- Problem to work on -
Write out the records below once more, exactly as they stand.

########

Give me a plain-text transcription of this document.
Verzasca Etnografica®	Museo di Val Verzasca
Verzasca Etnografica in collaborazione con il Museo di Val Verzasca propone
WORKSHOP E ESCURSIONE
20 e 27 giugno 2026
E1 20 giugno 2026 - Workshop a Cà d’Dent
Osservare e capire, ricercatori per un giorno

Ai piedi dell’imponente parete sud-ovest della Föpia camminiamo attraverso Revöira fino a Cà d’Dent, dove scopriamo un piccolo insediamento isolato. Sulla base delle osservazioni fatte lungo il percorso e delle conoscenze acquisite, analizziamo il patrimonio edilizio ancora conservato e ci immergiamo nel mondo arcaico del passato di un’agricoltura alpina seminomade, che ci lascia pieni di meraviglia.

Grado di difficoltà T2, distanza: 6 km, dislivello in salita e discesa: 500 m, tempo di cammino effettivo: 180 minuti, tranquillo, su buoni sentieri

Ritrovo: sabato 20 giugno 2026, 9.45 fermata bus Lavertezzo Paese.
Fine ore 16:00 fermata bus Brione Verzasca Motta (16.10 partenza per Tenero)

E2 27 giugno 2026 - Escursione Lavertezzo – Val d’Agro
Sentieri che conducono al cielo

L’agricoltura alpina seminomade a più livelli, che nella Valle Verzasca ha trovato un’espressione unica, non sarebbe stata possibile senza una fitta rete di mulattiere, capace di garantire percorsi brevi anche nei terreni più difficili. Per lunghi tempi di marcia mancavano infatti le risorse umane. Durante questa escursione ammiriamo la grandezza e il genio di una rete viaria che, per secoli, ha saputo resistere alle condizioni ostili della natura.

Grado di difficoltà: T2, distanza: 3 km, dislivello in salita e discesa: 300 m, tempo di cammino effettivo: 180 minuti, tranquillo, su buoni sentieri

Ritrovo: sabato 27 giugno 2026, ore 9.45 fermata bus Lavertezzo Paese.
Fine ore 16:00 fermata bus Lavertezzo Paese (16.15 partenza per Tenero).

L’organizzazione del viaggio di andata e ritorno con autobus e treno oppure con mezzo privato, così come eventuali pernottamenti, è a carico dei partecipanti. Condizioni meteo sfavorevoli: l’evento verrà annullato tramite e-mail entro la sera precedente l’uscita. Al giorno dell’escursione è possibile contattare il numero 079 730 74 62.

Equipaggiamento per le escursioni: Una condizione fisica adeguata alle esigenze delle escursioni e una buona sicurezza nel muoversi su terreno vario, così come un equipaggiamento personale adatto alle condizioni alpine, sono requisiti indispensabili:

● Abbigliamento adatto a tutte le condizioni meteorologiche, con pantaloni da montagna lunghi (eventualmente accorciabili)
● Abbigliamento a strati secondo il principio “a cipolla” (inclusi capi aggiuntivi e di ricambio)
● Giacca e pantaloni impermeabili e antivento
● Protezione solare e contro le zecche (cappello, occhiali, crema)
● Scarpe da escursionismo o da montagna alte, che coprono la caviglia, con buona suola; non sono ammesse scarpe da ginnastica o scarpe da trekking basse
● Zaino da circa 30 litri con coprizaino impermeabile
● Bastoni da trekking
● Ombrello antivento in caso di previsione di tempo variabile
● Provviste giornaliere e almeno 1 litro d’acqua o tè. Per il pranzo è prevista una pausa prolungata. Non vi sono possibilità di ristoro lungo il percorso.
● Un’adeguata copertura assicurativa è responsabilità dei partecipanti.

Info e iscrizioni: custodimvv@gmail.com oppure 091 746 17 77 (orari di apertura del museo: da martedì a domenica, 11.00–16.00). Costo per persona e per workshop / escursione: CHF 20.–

########

- Written response -
Give me a plain-text transcription of this document.
Verzasca Etnografica®	Museo di Val Verzasca
Verzasca Etnografica in collaborazione con il Museo di Val Verzasca propone
WORKSHOP E ESCURSIONE
20 e 27 giugno 2026
E1 20 giugno 2026 - Workshop a Cà d’Dent
Osservare e capire, ricercatori per un giorno

Ai piedi dell’imponente parete sud-ovest della Föpia camminiamo attraverso Revöira fino a Cà d’Dent, dove scopriamo un piccolo insediamento isolato. Sulla base delle osservazioni fatte lungo il percorso e delle conoscenze acquisite, analizziamo il patrimonio edilizio ancora conservato e ci immergiamo nel mondo arcaico del passato di un’agricoltura alpina seminomade, che ci lascia pieni di meraviglia.

Grado di difficoltà T2, distanza: 6 km, dislivello in salita e discesa: 500 m, tempo di cammino effettivo: 180 minuti, tranquillo, su buoni sentieri

Ritrovo: sabato 20 giugno 2026, 9.45 fermata bus Lavertezzo Paese.
Fine ore 16:00 fermata bus Brione Verzasca Motta (16.10 partenza per Tenero)

E2 27 giugno 2026 - Escursione Lavertezzo – Val d’Agro
Sentieri che conducono al cielo

L’agricoltura alpina seminomade a più livelli, che nella Valle Verzasca ha trovato un’espressione unica, non sarebbe stata possibile senza una fitta rete di mulattiere, capace di garantire percorsi brevi anche nei terreni più difficili. Per lunghi tempi di marcia mancavano infatti le risorse umane. Durante questa escursione ammiriamo la grandezza e il genio di una rete viaria che, per secoli, ha saputo resistere alle condizioni ostili della natura.

Grado di difficoltà: T2, distanza: 3 km, dislivello in salita e discesa: 300 m, tempo di cammino effettivo: 180 minuti, tranquillo, su buoni sentieri

Ritrovo: sabato 27 giugno 2026, ore 9.45 fermata bus Lavertezzo Paese.
Fine ore 16:00 fermata bus Lavertezzo Paese (16.15 partenza per Tenero).

L’organizzazione del viaggio di andata e ritorno con autobus e treno oppure con mezzo privato, così come eventuali pernottamenti, è a carico dei partecipanti. Condizioni meteo sfavorevoli: l’evento verrà annullato tramite e-mail entro la sera precedente l’uscita. Al giorno dell’escursione è possibile contattare il numero 079 730 74 62.

Equipaggiamento per le escursioni: Una condizione fisica adeguata alle esigenze delle escursioni e una buona sicurezza nel muoversi su terreno vario, così come un equipaggiamento personale adatto alle condizioni alpine, sono requisiti indispensabili:

● Abbigliamento adatto a tutte le condizioni meteorologiche, con pantaloni da montagna lunghi (eventualmente accorciabili)
● Abbigliamento a strati secondo il principio “a cipolla” (inclusi capi aggiuntivi e di ricambio)
● Giacca e pantaloni impermeabili e antivento
● Protezione solare e contro le zecche (cappello, occhiali, crema)
● Scarpe da escursionismo o da montagna alte, che coprono la caviglia, con buona suola; non sono ammesse scarpe da ginnastica o scarpe da trekking basse
● Zaino da circa 30 litri con coprizaino impermeabile
● Bastoni da trekking
● Ombrello antivento in caso di previsione di tempo variabile
● Provviste giornaliere e almeno 1 litro d’acqua o tè. Per il pranzo è prevista una pausa prolungata. Non vi sono possibilità di ristoro lungo il percorso.
● Un’adeguata copertura assicurativa è responsabilità dei partecipanti.

Info e iscrizioni: custodimvv@gmail.com oppure 091 746 17 77 (orari di apertura del museo: da martedì a domenica, 11.00–16.00). Costo per persona e per workshop / escursione: CHF 20.–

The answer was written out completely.